▸ **TASK TO CARRY OUT**
Below are entries. Pull out all lines containing "this".

Figure collection entries:
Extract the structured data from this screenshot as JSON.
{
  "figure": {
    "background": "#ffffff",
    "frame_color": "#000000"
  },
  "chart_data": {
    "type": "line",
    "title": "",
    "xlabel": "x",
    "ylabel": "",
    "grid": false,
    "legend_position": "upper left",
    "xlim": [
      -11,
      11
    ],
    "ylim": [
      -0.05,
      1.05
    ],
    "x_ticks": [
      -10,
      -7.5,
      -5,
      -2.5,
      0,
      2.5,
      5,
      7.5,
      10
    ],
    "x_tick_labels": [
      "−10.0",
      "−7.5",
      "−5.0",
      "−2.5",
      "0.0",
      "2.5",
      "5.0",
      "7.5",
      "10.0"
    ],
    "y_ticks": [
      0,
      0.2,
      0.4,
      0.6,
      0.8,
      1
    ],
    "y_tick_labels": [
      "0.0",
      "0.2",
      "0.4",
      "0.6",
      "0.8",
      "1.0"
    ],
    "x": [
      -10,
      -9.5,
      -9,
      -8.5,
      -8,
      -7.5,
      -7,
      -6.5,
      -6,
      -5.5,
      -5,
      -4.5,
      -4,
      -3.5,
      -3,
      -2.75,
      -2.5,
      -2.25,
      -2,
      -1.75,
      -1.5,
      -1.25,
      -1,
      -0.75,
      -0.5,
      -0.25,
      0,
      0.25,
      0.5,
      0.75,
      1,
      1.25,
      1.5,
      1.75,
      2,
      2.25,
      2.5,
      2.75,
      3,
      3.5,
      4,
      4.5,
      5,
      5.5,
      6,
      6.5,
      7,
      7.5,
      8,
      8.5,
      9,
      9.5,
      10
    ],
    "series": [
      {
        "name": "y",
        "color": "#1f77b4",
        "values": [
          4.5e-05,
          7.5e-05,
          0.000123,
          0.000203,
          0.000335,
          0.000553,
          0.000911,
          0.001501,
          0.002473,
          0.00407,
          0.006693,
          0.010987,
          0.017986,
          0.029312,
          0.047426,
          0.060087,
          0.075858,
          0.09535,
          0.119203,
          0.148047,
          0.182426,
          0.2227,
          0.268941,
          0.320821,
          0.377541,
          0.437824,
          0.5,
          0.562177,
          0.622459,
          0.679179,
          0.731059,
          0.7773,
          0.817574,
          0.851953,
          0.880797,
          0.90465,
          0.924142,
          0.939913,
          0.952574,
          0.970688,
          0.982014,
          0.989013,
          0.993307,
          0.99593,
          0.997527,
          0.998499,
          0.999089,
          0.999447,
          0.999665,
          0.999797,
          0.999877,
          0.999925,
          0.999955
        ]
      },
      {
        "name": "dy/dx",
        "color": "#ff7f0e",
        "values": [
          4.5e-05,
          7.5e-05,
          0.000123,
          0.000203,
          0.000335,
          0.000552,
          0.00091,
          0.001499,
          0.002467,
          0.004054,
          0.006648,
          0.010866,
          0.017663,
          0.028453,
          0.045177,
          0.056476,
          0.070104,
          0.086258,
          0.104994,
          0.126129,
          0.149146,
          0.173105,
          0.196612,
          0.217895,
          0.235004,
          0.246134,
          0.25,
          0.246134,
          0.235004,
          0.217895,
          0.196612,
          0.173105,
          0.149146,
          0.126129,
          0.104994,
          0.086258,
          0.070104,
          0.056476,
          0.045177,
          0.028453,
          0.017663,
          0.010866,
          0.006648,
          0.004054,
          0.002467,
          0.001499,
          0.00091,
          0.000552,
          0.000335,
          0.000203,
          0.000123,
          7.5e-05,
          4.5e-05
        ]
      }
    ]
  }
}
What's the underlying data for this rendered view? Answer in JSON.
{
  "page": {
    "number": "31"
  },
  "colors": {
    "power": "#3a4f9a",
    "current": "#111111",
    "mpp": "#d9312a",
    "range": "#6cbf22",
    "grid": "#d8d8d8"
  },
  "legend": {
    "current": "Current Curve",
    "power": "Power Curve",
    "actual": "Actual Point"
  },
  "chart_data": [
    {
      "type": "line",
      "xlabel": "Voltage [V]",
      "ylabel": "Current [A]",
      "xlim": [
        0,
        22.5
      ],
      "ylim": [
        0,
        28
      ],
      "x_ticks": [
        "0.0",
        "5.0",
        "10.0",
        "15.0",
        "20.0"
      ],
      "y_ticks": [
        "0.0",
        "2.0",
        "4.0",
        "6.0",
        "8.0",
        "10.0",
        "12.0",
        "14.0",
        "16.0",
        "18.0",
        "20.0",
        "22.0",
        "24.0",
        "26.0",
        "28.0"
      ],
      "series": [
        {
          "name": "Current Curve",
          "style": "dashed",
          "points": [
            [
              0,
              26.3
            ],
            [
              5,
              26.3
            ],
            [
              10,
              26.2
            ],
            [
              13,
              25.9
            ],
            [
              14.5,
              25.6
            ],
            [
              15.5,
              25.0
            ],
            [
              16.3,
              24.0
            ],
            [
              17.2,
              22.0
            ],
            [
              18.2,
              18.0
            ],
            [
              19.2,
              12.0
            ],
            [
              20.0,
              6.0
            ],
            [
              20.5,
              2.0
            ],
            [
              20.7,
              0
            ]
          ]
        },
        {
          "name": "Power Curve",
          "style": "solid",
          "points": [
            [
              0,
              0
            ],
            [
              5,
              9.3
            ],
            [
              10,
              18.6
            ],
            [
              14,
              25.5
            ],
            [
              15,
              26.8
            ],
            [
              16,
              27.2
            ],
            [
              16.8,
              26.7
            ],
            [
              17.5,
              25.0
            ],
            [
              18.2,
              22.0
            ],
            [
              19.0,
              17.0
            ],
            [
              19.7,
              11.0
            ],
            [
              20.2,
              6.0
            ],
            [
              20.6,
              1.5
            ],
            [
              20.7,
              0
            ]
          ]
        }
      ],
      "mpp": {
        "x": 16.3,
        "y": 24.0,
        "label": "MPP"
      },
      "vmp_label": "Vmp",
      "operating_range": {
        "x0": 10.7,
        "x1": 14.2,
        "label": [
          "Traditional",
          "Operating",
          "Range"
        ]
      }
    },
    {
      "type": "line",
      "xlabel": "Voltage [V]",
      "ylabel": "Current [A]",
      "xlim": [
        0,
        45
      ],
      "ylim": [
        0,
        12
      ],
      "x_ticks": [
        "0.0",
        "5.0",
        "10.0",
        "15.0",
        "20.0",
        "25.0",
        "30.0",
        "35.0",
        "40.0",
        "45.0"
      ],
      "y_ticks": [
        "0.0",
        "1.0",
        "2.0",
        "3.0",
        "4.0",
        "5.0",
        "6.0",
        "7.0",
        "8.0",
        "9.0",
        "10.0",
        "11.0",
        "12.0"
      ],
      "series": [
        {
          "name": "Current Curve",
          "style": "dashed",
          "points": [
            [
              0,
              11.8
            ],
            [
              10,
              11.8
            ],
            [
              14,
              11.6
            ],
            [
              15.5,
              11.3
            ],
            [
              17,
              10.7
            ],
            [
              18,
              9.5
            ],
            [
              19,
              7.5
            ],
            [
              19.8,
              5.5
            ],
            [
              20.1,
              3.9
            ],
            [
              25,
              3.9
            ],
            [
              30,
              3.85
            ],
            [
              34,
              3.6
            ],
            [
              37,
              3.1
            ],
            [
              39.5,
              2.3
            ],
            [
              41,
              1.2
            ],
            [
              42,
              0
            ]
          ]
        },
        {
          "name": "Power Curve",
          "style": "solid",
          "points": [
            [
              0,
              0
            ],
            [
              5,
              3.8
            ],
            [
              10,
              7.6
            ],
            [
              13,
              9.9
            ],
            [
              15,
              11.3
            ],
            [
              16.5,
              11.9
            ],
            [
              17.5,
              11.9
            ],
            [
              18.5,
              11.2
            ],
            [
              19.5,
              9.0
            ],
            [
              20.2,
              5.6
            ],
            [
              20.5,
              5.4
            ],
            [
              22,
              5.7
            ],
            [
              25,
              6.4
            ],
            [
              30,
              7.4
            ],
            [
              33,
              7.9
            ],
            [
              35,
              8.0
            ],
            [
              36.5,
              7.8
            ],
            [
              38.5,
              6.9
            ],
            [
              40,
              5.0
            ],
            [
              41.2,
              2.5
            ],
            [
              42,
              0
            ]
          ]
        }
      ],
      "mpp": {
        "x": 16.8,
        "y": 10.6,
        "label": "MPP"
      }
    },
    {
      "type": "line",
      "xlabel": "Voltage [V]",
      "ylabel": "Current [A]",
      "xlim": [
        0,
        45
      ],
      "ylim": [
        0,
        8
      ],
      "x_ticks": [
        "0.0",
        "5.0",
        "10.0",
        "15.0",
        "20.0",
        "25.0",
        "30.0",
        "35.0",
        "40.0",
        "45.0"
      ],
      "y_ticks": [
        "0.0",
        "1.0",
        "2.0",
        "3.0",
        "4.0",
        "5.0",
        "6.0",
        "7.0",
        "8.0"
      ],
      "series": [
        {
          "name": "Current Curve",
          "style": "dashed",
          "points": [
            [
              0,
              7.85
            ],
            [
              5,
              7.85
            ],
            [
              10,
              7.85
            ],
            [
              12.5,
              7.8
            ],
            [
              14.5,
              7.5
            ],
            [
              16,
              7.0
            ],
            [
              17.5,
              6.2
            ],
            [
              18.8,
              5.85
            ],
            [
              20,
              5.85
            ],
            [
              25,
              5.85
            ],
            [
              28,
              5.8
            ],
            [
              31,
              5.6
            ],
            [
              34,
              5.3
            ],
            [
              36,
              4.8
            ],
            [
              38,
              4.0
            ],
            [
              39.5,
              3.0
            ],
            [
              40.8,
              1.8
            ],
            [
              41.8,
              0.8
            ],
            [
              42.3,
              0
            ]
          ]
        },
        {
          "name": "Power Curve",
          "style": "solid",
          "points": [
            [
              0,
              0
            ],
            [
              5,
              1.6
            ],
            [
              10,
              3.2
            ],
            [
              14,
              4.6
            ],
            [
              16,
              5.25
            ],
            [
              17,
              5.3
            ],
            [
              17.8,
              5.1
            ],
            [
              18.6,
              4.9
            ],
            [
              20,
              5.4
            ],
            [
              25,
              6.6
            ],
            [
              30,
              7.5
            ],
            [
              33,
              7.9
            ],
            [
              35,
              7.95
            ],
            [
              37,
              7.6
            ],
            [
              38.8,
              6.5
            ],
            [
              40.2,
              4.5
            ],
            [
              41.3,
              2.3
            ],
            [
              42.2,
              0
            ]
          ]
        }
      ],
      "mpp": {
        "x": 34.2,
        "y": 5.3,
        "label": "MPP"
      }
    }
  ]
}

▸ **ANSWER IN FULL**
Extract the structured data from this screenshot as JSON.
What's the underlying data for this rendered view? Answer in JSON.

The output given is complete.